### Short exercise 1
From the summary on B2B e-marketplaces, copy word for word the passage starting at "The McKinsey Quarterly, 2001" and ending at "making expensive errors.".
### Short exercise 2
Using the summary on B2B e-marketplaces, answer each of these:
(a) How many roads to value does it list?
(b) What form does B2B pricing most often take?
(c) What pricing model has no B2B exchange yet introduced as standard?

The McKinsey Quarterly, 2001 Number 1

Policy relevance:

E-marketplaces are relatively new. A full consideration of the possibilities should help companies – and policy makers – avoid making expensive errors.

Main conclusions:

  • Business-to-business (B2B) electronic marketplaces reduce transaction costs and remove inefficiencies from the supply chain, but unless these marketplaces give more consideration to how they value and charge for their services, the profit from the benefits they provide will flow to everyone but themselves;
  • There are four roads to value: expand everyone’s market reach, generate lower prices for buyers (by providing access to reach more suppliers as well as from increased price competition), cut the cost of buyers’ operations, identify industry best practices;
  • In many cases, a marketplace should deploy two or more approaches simultaneously;
  • A desire to build scale quickly is understandable, but rock-bottom prices often don’t make sense, because low prices establish themselves in customers’ minds as ‘reference prices’ which are extremely difficult to change as value increases. Low prices can also be taken to imply that the B2B company itself isn’t confident of its offering;
  • B2B pricing most often takes the form of transaction fees (“cost-plus pricing structure”), but this structure presents a number of problems:
    • if these fees are applied in a simple, undifferentiated way, customers are likely to think of the B2B company as a mere transaction facilatator and not as an ‘industry portal’ or the ‘infomediary’ that B2Bs wish to become;
    • sometimes the wrong party is charged: the party which is most motivated should be charged;
    • transaction fees may well begin to disappear when basic buy-sell coordination becomes a commodity;
  • A B2B company whose business model lends itself only to simple transaction fee structures therefore probably needs a new business model: some companies do this by licensing software intensive solutions to third parties that typically pay an up-front, lump-sum charge or licensing fee; others by keeping for themselves a part of the savings that buyers derive from improved supply chain efficiencies or from prices lower than some agreed upon benchmark;
  • No B2B exchanges have yet introduced gain sharing as a standard pricing model and few companies have implemented multitiered structures that tie pricing to value.

### Data segment
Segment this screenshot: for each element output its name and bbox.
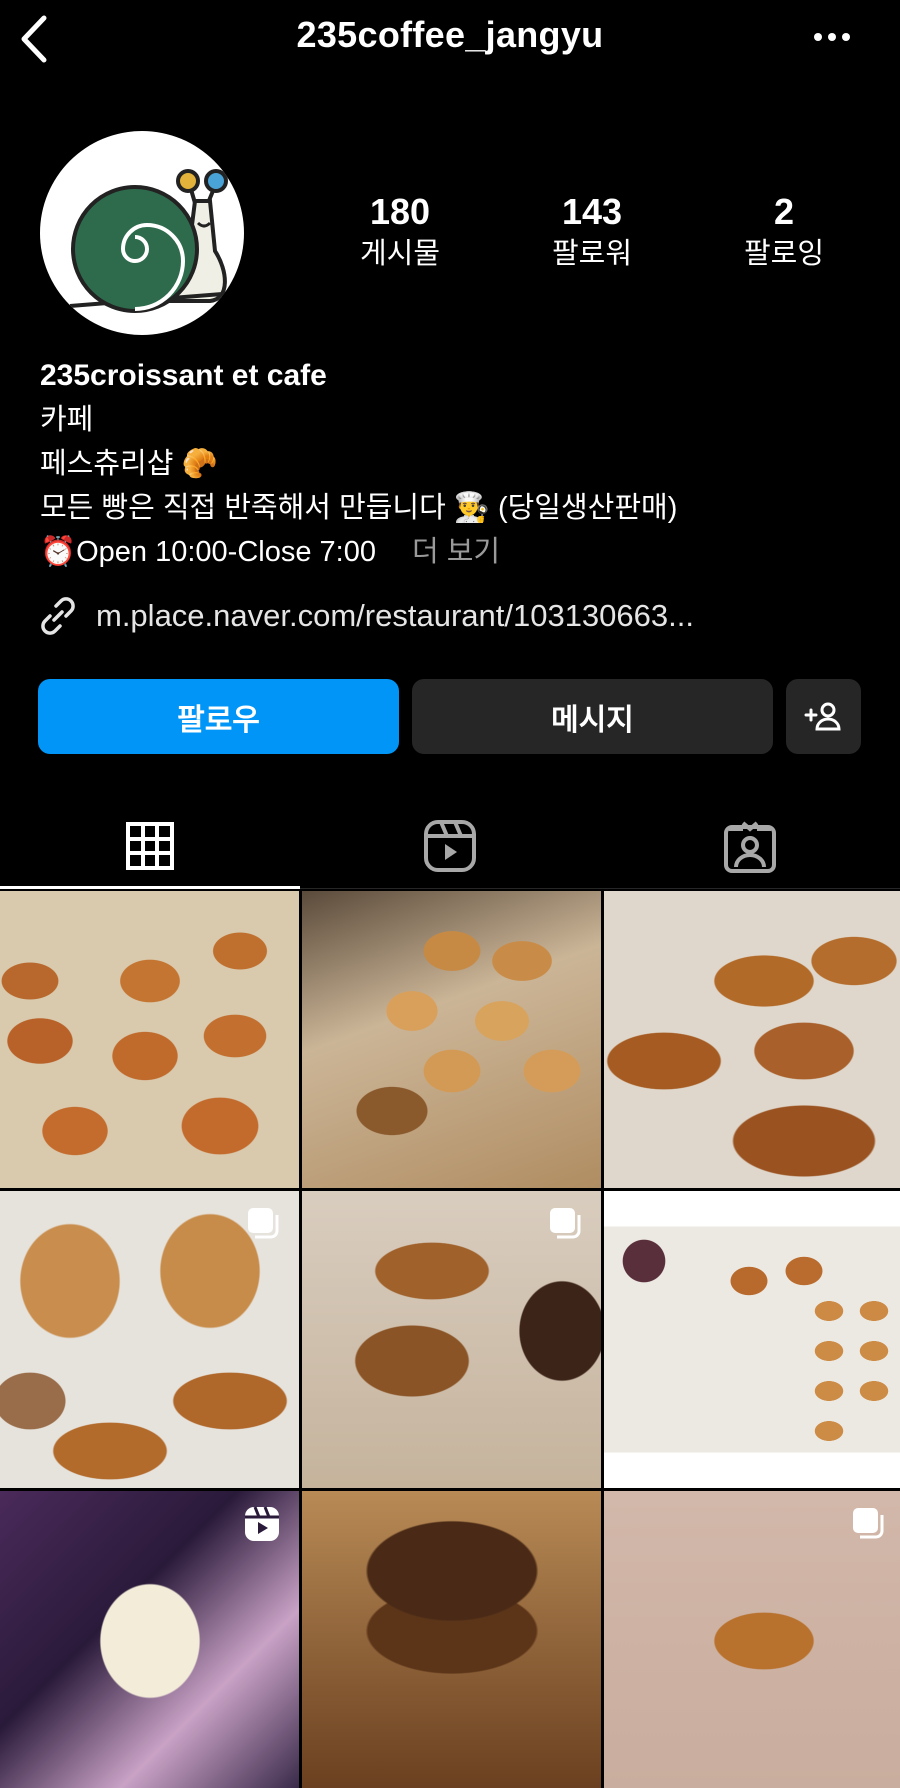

### Expected output 1
The McKinsey Quarterly, 2001 Number 1

Policy relevance:

E-marketplaces are relatively new. A full consideration of the possibilities should help companies – and policy makers – avoid making expensive errors.

### Expected output 2
(a) Four.
(b) Transaction fees.
(c) Gain sharing.